▶ **WORK TO BE COMPLETED**:
Read the listing and extract each line that includes the word "منبع".

▶ **MATERIAL TO PROCESS**:
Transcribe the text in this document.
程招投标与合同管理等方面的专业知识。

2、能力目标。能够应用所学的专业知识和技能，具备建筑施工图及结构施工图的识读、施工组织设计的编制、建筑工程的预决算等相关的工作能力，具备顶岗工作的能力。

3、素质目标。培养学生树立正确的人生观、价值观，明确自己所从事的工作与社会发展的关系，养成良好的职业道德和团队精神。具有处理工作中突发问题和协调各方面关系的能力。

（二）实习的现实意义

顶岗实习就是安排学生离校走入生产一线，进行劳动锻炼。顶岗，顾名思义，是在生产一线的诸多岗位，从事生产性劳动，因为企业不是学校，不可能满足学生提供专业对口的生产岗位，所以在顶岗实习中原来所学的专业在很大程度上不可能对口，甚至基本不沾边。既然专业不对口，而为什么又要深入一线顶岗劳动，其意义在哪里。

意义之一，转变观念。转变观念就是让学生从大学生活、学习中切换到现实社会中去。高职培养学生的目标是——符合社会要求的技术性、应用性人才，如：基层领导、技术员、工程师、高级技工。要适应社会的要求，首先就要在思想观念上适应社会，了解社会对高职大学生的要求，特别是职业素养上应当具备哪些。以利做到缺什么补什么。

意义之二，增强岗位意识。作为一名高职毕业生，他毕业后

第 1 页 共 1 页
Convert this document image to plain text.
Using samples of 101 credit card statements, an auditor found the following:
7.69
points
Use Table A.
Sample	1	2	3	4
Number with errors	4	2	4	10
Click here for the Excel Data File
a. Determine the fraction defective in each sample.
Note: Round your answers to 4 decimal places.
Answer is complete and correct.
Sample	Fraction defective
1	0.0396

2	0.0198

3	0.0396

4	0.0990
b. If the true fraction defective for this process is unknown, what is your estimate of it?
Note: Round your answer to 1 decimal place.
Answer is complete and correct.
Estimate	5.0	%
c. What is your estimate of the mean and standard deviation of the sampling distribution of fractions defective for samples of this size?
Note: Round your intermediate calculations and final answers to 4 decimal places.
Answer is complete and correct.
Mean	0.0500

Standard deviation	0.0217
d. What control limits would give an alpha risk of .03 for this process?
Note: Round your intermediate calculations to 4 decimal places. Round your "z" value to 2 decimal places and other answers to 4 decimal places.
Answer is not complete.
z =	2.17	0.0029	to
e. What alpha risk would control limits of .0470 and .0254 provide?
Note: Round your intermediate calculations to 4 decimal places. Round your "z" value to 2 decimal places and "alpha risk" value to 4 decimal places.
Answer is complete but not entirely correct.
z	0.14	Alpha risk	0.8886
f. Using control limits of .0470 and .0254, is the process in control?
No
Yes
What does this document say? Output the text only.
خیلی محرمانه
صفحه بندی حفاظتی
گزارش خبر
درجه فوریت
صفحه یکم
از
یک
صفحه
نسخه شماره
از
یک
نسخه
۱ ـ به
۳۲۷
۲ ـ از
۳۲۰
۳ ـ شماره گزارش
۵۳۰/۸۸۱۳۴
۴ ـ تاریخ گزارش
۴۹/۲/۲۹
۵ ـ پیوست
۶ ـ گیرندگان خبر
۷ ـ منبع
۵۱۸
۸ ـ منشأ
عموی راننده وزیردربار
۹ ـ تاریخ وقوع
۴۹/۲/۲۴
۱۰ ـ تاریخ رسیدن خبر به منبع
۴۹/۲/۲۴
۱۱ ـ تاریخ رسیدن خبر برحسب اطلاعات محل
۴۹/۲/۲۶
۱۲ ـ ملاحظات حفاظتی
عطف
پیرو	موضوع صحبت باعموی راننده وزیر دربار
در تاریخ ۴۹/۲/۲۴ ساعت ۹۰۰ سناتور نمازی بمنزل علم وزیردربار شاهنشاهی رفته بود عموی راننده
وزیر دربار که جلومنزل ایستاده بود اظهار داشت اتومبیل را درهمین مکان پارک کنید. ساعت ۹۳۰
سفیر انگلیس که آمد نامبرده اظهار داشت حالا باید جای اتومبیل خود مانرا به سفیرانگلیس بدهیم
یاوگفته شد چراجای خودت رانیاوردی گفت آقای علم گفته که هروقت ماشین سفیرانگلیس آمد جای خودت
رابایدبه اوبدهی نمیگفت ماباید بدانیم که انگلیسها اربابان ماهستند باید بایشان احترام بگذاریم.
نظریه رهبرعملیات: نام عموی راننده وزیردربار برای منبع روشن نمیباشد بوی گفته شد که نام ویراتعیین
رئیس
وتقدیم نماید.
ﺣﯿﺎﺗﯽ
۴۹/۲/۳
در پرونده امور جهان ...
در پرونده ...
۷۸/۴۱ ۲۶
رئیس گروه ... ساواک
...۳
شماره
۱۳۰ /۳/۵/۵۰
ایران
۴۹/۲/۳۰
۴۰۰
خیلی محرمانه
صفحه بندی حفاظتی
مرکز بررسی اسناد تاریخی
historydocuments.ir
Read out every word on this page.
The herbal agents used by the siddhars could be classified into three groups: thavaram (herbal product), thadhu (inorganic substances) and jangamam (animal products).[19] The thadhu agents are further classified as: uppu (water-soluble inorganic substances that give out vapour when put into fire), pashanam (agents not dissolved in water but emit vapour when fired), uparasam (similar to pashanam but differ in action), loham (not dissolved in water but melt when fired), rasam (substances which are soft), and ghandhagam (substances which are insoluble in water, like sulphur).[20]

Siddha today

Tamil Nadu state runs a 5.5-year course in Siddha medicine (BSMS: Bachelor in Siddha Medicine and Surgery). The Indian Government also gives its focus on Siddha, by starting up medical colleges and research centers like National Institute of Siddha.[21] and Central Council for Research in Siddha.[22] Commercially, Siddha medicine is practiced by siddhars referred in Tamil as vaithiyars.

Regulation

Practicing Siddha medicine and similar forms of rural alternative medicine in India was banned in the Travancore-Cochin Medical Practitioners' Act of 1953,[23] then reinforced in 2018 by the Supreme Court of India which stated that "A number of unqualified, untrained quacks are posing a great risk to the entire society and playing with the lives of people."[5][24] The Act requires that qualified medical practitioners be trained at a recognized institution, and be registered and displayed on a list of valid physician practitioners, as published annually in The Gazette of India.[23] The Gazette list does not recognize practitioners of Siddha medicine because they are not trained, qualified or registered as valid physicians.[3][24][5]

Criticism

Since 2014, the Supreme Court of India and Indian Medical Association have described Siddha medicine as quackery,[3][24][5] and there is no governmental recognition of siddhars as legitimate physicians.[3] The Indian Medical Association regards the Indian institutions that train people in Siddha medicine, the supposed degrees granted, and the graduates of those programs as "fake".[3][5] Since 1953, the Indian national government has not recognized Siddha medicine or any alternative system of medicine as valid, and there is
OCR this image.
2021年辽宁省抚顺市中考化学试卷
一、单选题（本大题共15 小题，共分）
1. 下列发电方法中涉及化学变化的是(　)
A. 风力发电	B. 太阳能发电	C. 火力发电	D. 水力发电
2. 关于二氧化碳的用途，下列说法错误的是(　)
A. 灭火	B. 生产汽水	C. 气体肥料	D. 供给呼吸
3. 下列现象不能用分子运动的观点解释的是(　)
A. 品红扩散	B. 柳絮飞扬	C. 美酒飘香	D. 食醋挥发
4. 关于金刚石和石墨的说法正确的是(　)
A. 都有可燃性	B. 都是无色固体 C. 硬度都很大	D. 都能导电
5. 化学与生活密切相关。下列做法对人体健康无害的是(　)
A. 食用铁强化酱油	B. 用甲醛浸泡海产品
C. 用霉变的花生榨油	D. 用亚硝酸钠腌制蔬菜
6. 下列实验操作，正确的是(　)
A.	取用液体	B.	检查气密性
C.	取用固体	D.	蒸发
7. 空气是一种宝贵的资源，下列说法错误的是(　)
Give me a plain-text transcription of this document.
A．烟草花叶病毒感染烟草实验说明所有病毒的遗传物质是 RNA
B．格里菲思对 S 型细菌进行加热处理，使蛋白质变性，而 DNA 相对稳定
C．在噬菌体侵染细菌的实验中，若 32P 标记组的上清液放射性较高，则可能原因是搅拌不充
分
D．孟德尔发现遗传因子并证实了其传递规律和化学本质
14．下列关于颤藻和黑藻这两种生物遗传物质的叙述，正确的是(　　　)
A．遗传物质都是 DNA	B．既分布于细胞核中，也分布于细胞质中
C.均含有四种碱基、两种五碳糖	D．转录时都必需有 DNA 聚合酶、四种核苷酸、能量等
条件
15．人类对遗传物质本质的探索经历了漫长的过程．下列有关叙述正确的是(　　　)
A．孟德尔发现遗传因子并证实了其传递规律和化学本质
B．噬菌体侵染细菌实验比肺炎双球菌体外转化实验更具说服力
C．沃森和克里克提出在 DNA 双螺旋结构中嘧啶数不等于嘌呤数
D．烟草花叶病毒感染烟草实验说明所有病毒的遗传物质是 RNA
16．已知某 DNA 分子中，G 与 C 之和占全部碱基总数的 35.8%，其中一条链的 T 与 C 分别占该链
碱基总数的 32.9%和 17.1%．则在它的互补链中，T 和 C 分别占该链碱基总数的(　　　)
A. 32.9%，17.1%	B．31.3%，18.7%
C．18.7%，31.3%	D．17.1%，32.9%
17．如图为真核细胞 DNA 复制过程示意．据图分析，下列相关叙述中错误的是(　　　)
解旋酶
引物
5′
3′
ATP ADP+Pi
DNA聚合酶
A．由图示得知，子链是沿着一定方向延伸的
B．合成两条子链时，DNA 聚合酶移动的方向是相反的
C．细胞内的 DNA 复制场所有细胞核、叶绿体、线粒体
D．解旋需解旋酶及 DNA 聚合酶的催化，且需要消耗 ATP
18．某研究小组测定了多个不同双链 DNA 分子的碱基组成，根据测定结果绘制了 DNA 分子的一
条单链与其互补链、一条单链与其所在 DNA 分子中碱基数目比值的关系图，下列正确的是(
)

▶ **EXERCISE RESULT**:
۷ ـ منبع
۱۰ ـ تاریخ رسیدن خبر به منبع
نظریه رهبرعملیات: نام عموی راننده وزیردربار برای منبع روشن نمیباشد بوی گفته شد که نام ویراتعیین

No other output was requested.